What this task involves ->
Retype the data that follows line by line, exactly, and leave its pictures out.

(Data entries for graphics)
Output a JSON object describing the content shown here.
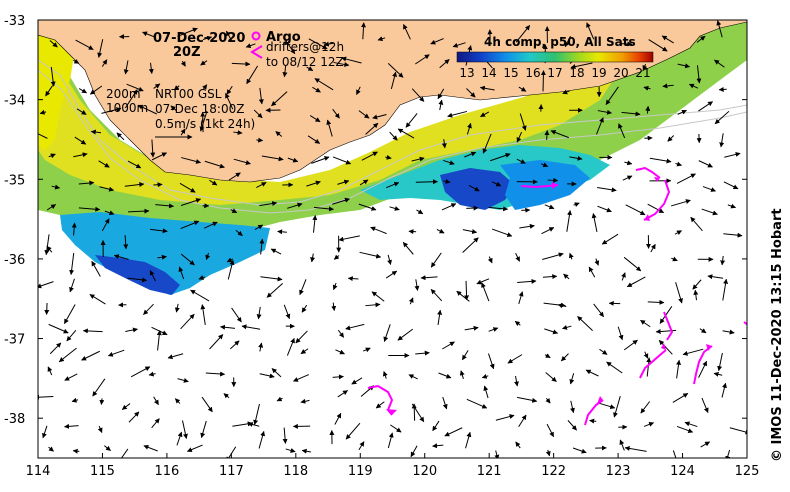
{
  "map": {
    "date_line1": "07-Dec-2020",
    "date_line2": "20Z",
    "legend_argo_label": "Argo",
    "legend_drifters_line1": "drifters@12h",
    "legend_drifters_line2": "to 08/12 12Z",
    "legend_argo_symbol": "magenta-circle",
    "legend_drifter_symbol": "magenta-arrowhead",
    "contour_200": "200m",
    "contour_1000": "1000m",
    "current_product": "NRT00 GSL",
    "current_time": "07-Dec 18:00Z",
    "scale_label": "0.5m/s (1kt 24h)",
    "credit": "© IMOS 11-Dec-2020 13:15 Hobart",
    "colors": {
      "land": "#f9c89b",
      "drifter": "#ff00ff",
      "contour": "#c8c8c8",
      "arrow": "#000000"
    }
  },
  "colorbar": {
    "title": "4h comp, p50, All Sats",
    "ticks": [
      "13",
      "14",
      "15",
      "16",
      "17",
      "18",
      "19",
      "20",
      "21"
    ],
    "colors": [
      "#101880",
      "#1040c8",
      "#1090e8",
      "#20c8c8",
      "#30c070",
      "#a0d820",
      "#e8e800",
      "#f0a000",
      "#e84000",
      "#a00000"
    ]
  },
  "axes": {
    "x_ticks": [
      "114",
      "115",
      "116",
      "117",
      "118",
      "119",
      "120",
      "121",
      "122",
      "123",
      "124",
      "125"
    ],
    "y_ticks": [
      "-33",
      "-34",
      "-35",
      "-36",
      "-37",
      "-38"
    ],
    "x_range": [
      114,
      125
    ],
    "y_range": [
      -38.5,
      -33
    ]
  }
}
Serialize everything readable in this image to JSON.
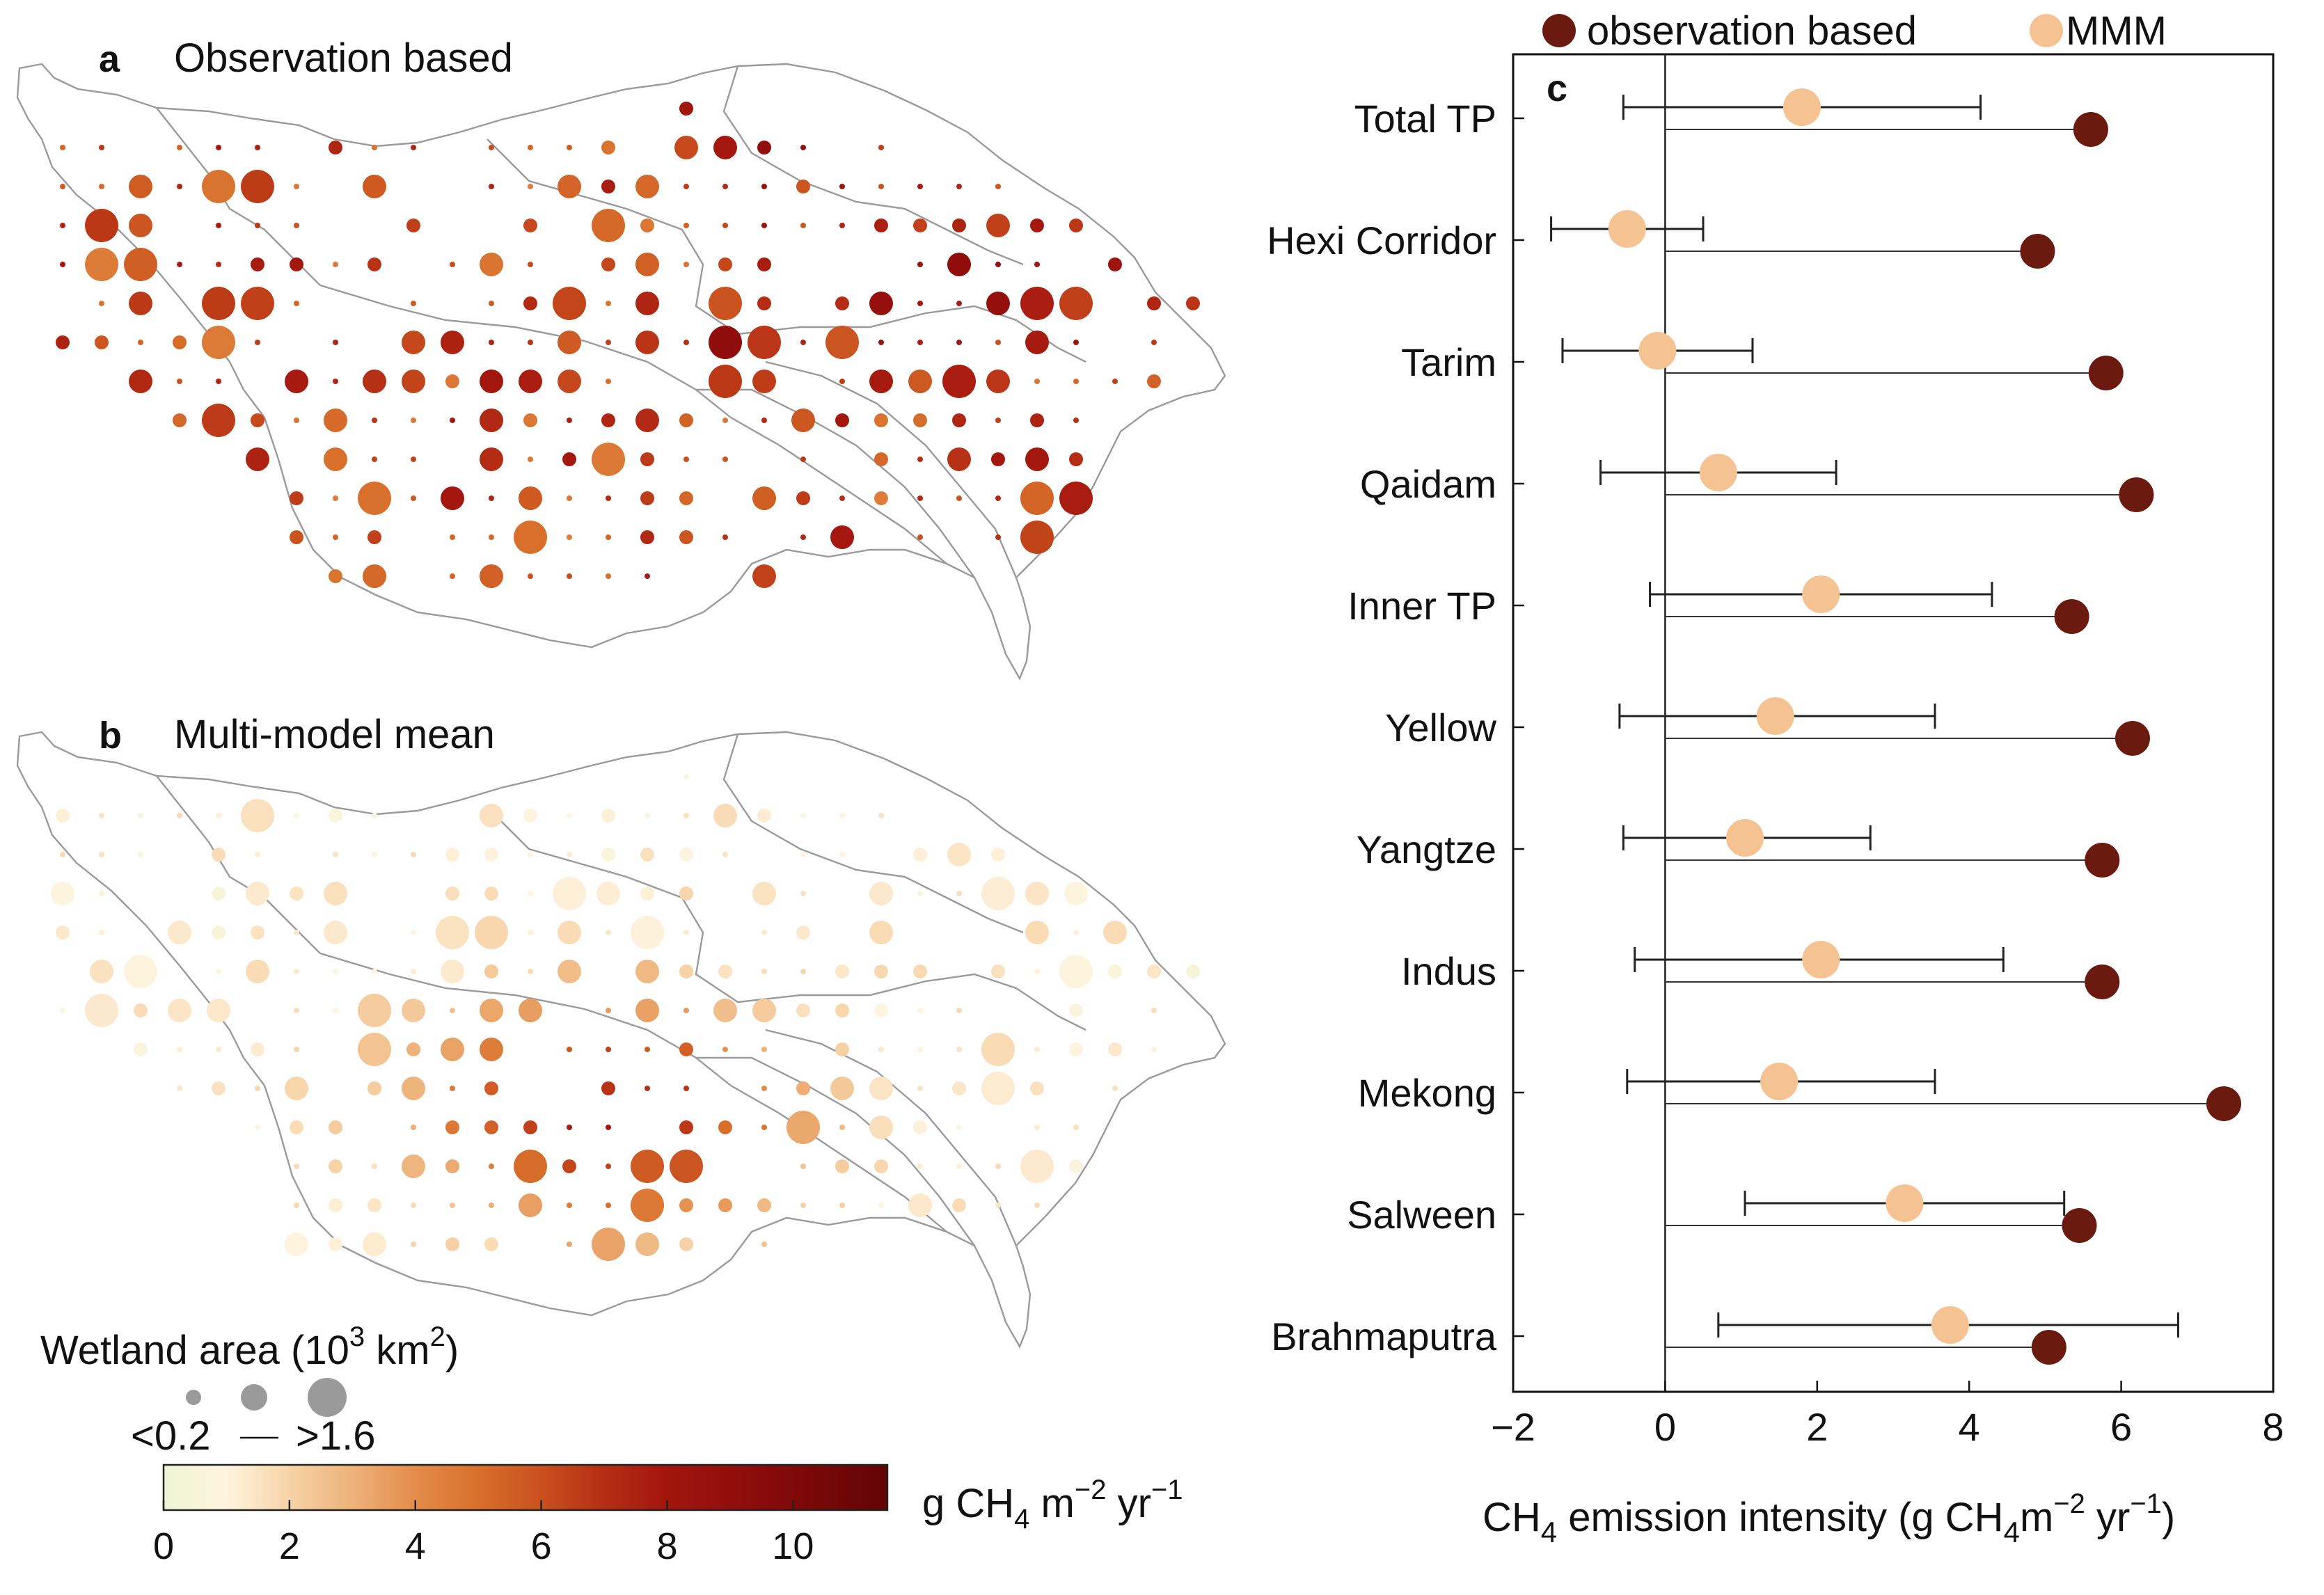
{
  "panel_a": {
    "label": "a",
    "title": "Observation based"
  },
  "panel_b": {
    "label": "b",
    "title": "Multi-model mean"
  },
  "panel_c": {
    "label": "c"
  },
  "size_legend": {
    "title_main": "Wetland area (10",
    "title_sup1": "3",
    "title_mid": " km",
    "title_sup2": "2",
    "title_end": ")",
    "low": "<0.2",
    "high": ">1.6"
  },
  "colorbar": {
    "unit_main": "g CH",
    "unit_sub": "4",
    "unit_m": " m",
    "unit_sup1": "−2",
    "unit_yr": " yr",
    "unit_sup2": "−1",
    "ticks": [
      "0",
      "2",
      "4",
      "6",
      "8",
      "10"
    ],
    "tick_values": [
      0,
      2,
      4,
      6,
      8,
      10
    ],
    "range": [
      0,
      11.5
    ],
    "stops": [
      {
        "v": 0,
        "c": "#edf5d3"
      },
      {
        "v": 1,
        "c": "#fff4df"
      },
      {
        "v": 2,
        "c": "#f7d3a7"
      },
      {
        "v": 3,
        "c": "#eeb27a"
      },
      {
        "v": 4,
        "c": "#e48c4a"
      },
      {
        "v": 5,
        "c": "#d8702c"
      },
      {
        "v": 6,
        "c": "#c9501e"
      },
      {
        "v": 7,
        "c": "#b52e14"
      },
      {
        "v": 8,
        "c": "#a2150e"
      },
      {
        "v": 9.5,
        "c": "#8a0b0b"
      },
      {
        "v": 11.5,
        "c": "#610404"
      }
    ]
  },
  "chart_data": {
    "type": "scatter",
    "categories": [
      "Total TP",
      "Hexi Corridor",
      "Tarim",
      "Qaidam",
      "Inner TP",
      "Yellow",
      "Yangtze",
      "Indus",
      "Mekong",
      "Salween",
      "Brahmaputra"
    ],
    "series": [
      {
        "name": "observation based",
        "color": "#6b1a0f",
        "values": [
          5.6,
          4.9,
          5.8,
          6.2,
          5.35,
          6.15,
          5.75,
          5.75,
          7.35,
          5.45,
          5.05
        ]
      },
      {
        "name": "MMM",
        "color": "#f5c391",
        "values": [
          1.8,
          -0.5,
          -0.1,
          0.7,
          2.05,
          1.45,
          1.05,
          2.05,
          1.5,
          3.15,
          3.75
        ],
        "err_low": [
          -0.55,
          -1.5,
          -1.35,
          -0.85,
          -0.2,
          -0.6,
          -0.55,
          -0.4,
          -0.5,
          1.05,
          0.7
        ],
        "err_high": [
          4.15,
          0.5,
          1.15,
          2.25,
          4.3,
          3.55,
          2.7,
          4.45,
          3.55,
          5.25,
          6.75
        ]
      }
    ],
    "xlabel_main": "CH",
    "xlabel_sub": "4",
    "xlabel_mid": " emission intensity (g CH",
    "xlabel_sub2": "4",
    "xlabel_m": "m",
    "xlabel_sup1": "−2",
    "xlabel_yr": " yr",
    "xlabel_sup2": "−1",
    "xlabel_end": ")",
    "xlim": [
      -2,
      8
    ],
    "xticks": [
      "−2",
      "0",
      "2",
      "4",
      "6",
      "8"
    ],
    "xtick_values": [
      -2,
      0,
      2,
      4,
      6,
      8
    ]
  }
}
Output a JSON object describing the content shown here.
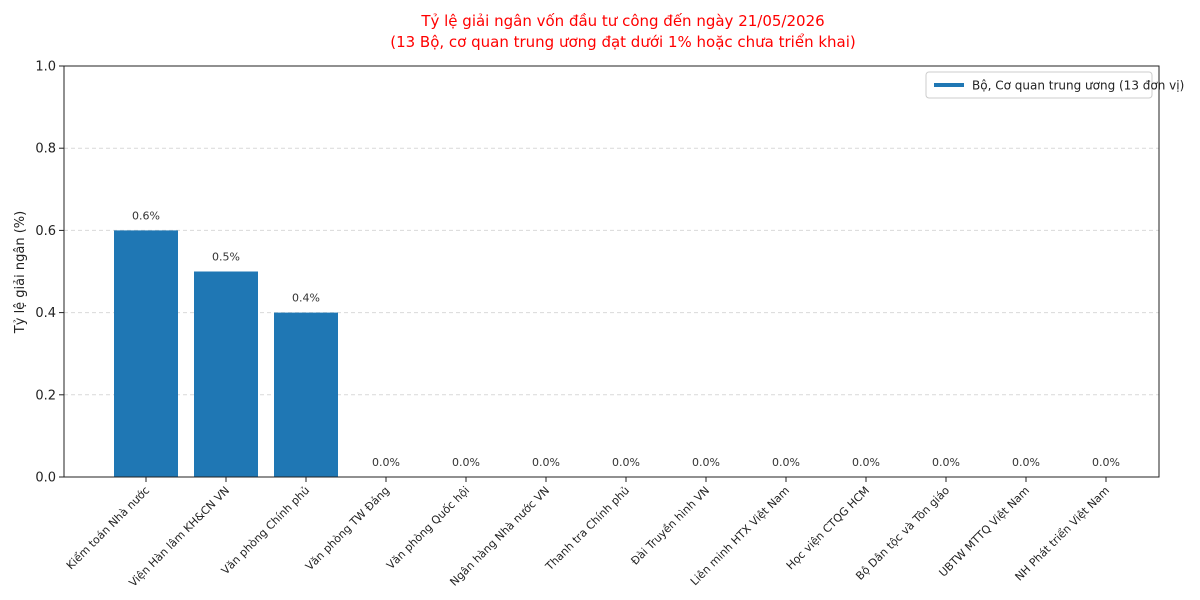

Finished task ->
Output a JSON object describing the content shown here.
{
  "map": {
    "date_line1": "07-Dec-2020",
    "date_line2": "20Z",
    "legend_argo_label": "Argo",
    "legend_drifters_line1": "drifters@12h",
    "legend_drifters_line2": "to 08/12 12Z",
    "legend_argo_symbol": "magenta-circle",
    "legend_drifter_symbol": "magenta-arrowhead",
    "contour_200": "200m",
    "contour_1000": "1000m",
    "current_product": "NRT00 GSL",
    "current_time": "07-Dec 18:00Z",
    "scale_label": "0.5m/s (1kt 24h)",
    "credit": "© IMOS 11-Dec-2020 13:15 Hobart",
    "colors": {
      "land": "#f9c89b",
      "drifter": "#ff00ff",
      "contour": "#c8c8c8",
      "arrow": "#000000"
    }
  },
  "colorbar": {
    "title": "4h comp, p50, All Sats",
    "ticks": [
      "13",
      "14",
      "15",
      "16",
      "17",
      "18",
      "19",
      "20",
      "21"
    ],
    "colors": [
      "#101880",
      "#1040c8",
      "#1090e8",
      "#20c8c8",
      "#30c070",
      "#a0d820",
      "#e8e800",
      "#f0a000",
      "#e84000",
      "#a00000"
    ]
  },
  "axes": {
    "x_ticks": [
      "114",
      "115",
      "116",
      "117",
      "118",
      "119",
      "120",
      "121",
      "122",
      "123",
      "124",
      "125"
    ],
    "y_ticks": [
      "-33",
      "-34",
      "-35",
      "-36",
      "-37",
      "-38"
    ],
    "x_range": [
      114,
      125
    ],
    "y_range": [
      -38.5,
      -33
    ]
  }
}
Serialize everything readable in this image to JSON.
{
  "panel_a": {
    "label": "a",
    "title": "Observation based"
  },
  "panel_b": {
    "label": "b",
    "title": "Multi-model mean"
  },
  "panel_c": {
    "label": "c"
  },
  "size_legend": {
    "title_main": "Wetland area (10",
    "title_sup1": "3",
    "title_mid": " km",
    "title_sup2": "2",
    "title_end": ")",
    "low": "<0.2",
    "high": ">1.6"
  },
  "colorbar": {
    "unit_main": "g CH",
    "unit_sub": "4",
    "unit_m": " m",
    "unit_sup1": "−2",
    "unit_yr": " yr",
    "unit_sup2": "−1",
    "ticks": [
      "0",
      "2",
      "4",
      "6",
      "8",
      "10"
    ],
    "tick_values": [
      0,
      2,
      4,
      6,
      8,
      10
    ],
    "range": [
      0,
      11.5
    ],
    "stops": [
      {
        "v": 0,
        "c": "#edf5d3"
      },
      {
        "v": 1,
        "c": "#fff4df"
      },
      {
        "v": 2,
        "c": "#f7d3a7"
      },
      {
        "v": 3,
        "c": "#eeb27a"
      },
      {
        "v": 4,
        "c": "#e48c4a"
      },
      {
        "v": 5,
        "c": "#d8702c"
      },
      {
        "v": 6,
        "c": "#c9501e"
      },
      {
        "v": 7,
        "c": "#b52e14"
      },
      {
        "v": 8,
        "c": "#a2150e"
      },
      {
        "v": 9.5,
        "c": "#8a0b0b"
      },
      {
        "v": 11.5,
        "c": "#610404"
      }
    ]
  },
  "chart_data": {
    "type": "scatter",
    "categories": [
      "Total TP",
      "Hexi Corridor",
      "Tarim",
      "Qaidam",
      "Inner TP",
      "Yellow",
      "Yangtze",
      "Indus",
      "Mekong",
      "Salween",
      "Brahmaputra"
    ],
    "series": [
      {
        "name": "observation based",
        "color": "#6b1a0f",
        "values": [
          5.6,
          4.9,
          5.8,
          6.2,
          5.35,
          6.15,
          5.75,
          5.75,
          7.35,
          5.45,
          5.05
        ]
      },
      {
        "name": "MMM",
        "color": "#f5c391",
        "values": [
          1.8,
          -0.5,
          -0.1,
          0.7,
          2.05,
          1.45,
          1.05,
          2.05,
          1.5,
          3.15,
          3.75
        ],
        "err_low": [
          -0.55,
          -1.5,
          -1.35,
          -0.85,
          -0.2,
          -0.6,
          -0.55,
          -0.4,
          -0.5,
          1.05,
          0.7
        ],
        "err_high": [
          4.15,
          0.5,
          1.15,
          2.25,
          4.3,
          3.55,
          2.7,
          4.45,
          3.55,
          5.25,
          6.75
        ]
      }
    ],
    "xlabel_main": "CH",
    "xlabel_sub": "4",
    "xlabel_mid": " emission intensity (g CH",
    "xlabel_sub2": "4",
    "xlabel_m": "m",
    "xlabel_sup1": "−2",
    "xlabel_yr": " yr",
    "xlabel_sup2": "−1",
    "xlabel_end": ")",
    "xlim": [
      -2,
      8
    ],
    "xticks": [
      "−2",
      "0",
      "2",
      "4",
      "6",
      "8"
    ],
    "xtick_values": [
      -2,
      0,
      2,
      4,
      6,
      8
    ]
  }
}
Output a JSON object describing the content shown here.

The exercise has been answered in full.